— Work to be completed —
Indicate how many lines in the listing below contain the word "Neubauten". No other output is permitted.

— Task material —
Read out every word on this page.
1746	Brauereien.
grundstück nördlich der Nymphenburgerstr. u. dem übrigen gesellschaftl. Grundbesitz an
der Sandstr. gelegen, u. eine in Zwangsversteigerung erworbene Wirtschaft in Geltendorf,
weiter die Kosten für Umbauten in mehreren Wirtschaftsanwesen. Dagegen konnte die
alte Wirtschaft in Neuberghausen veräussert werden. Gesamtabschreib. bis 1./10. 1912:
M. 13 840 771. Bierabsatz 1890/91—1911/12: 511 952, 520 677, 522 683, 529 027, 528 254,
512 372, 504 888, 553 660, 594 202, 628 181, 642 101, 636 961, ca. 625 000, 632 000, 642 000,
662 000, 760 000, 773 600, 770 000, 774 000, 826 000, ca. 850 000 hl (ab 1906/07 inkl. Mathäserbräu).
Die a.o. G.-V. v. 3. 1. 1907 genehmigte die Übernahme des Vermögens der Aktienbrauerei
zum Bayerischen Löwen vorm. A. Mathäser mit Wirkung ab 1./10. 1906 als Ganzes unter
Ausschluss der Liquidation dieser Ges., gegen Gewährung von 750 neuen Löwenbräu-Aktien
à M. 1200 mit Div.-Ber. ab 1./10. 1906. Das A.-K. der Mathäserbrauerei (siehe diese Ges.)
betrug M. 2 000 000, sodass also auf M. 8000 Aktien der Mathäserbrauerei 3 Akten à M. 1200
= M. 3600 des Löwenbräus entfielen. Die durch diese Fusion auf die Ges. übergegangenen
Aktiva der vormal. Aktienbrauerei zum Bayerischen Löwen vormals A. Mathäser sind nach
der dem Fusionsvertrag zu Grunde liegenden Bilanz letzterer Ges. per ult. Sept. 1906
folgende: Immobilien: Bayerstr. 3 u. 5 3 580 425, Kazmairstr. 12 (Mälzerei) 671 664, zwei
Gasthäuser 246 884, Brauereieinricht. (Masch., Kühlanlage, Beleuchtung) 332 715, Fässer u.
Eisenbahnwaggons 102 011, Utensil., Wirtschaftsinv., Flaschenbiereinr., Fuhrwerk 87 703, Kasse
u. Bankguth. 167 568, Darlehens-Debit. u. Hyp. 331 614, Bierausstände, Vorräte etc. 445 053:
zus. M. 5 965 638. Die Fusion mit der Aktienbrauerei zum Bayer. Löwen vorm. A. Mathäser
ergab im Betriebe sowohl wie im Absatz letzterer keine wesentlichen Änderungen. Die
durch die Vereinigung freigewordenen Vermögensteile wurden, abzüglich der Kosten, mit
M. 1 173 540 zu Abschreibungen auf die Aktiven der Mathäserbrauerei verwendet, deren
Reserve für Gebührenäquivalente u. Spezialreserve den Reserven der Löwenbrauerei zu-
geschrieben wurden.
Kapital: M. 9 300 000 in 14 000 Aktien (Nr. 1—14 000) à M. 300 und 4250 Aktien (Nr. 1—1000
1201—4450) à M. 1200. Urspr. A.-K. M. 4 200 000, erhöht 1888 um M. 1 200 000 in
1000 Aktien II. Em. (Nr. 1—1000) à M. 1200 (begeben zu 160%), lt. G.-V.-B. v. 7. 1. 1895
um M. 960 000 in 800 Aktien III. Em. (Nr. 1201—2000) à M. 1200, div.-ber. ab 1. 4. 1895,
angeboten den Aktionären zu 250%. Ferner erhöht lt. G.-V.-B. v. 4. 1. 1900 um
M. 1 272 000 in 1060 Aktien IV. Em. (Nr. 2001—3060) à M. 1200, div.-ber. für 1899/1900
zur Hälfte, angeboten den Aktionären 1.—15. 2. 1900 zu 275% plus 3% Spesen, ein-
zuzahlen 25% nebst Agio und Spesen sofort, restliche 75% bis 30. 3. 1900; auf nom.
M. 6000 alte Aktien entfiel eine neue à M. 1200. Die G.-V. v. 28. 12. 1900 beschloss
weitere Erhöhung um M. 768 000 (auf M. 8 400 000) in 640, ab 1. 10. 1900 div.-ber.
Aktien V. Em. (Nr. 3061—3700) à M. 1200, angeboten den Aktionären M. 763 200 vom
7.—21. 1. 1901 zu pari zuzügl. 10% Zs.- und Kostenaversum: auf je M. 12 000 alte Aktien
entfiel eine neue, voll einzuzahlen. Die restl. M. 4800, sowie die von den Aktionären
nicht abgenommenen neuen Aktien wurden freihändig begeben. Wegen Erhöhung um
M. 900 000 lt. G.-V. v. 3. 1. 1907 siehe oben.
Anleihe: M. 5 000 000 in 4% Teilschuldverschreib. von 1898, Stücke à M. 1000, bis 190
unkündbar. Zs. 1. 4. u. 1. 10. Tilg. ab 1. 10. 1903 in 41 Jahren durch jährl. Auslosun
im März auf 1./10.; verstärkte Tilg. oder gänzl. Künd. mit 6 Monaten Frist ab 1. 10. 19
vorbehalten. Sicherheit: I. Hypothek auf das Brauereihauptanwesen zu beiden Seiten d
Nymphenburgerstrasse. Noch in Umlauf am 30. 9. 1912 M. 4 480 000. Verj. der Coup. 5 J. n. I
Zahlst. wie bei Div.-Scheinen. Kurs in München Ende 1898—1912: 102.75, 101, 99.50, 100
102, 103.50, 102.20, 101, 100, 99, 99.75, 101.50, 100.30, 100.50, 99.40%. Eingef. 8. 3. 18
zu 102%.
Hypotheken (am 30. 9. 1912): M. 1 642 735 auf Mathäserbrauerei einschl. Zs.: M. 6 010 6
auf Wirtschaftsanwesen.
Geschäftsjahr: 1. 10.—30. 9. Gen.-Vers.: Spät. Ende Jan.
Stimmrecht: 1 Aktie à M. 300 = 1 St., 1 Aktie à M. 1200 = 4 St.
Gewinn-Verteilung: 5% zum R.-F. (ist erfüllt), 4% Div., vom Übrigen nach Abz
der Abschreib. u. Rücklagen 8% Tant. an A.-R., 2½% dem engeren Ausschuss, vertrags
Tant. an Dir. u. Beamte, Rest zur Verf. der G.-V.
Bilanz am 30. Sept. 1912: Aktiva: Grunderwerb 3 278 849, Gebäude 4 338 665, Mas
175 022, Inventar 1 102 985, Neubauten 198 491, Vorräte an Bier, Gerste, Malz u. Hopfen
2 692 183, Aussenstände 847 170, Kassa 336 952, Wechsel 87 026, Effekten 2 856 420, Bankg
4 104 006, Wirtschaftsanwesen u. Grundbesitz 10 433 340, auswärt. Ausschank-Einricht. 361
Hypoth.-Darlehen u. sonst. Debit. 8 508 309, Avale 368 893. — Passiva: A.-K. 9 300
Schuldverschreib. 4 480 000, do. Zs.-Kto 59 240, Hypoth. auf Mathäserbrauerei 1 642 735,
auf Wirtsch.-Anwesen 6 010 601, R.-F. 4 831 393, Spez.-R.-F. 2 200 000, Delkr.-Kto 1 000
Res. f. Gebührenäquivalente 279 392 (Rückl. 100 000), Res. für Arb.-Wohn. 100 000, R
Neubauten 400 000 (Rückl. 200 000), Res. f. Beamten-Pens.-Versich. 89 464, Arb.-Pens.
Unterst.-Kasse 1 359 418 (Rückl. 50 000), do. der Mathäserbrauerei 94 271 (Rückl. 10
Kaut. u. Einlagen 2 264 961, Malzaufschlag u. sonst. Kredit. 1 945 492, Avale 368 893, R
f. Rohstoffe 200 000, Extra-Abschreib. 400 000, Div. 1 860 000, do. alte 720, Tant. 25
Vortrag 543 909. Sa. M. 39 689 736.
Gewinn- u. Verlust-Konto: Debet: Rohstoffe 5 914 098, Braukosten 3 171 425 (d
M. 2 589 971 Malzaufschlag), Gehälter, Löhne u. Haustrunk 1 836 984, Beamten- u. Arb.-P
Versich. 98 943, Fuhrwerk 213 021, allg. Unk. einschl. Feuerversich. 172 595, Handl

— Output for this exercise —
2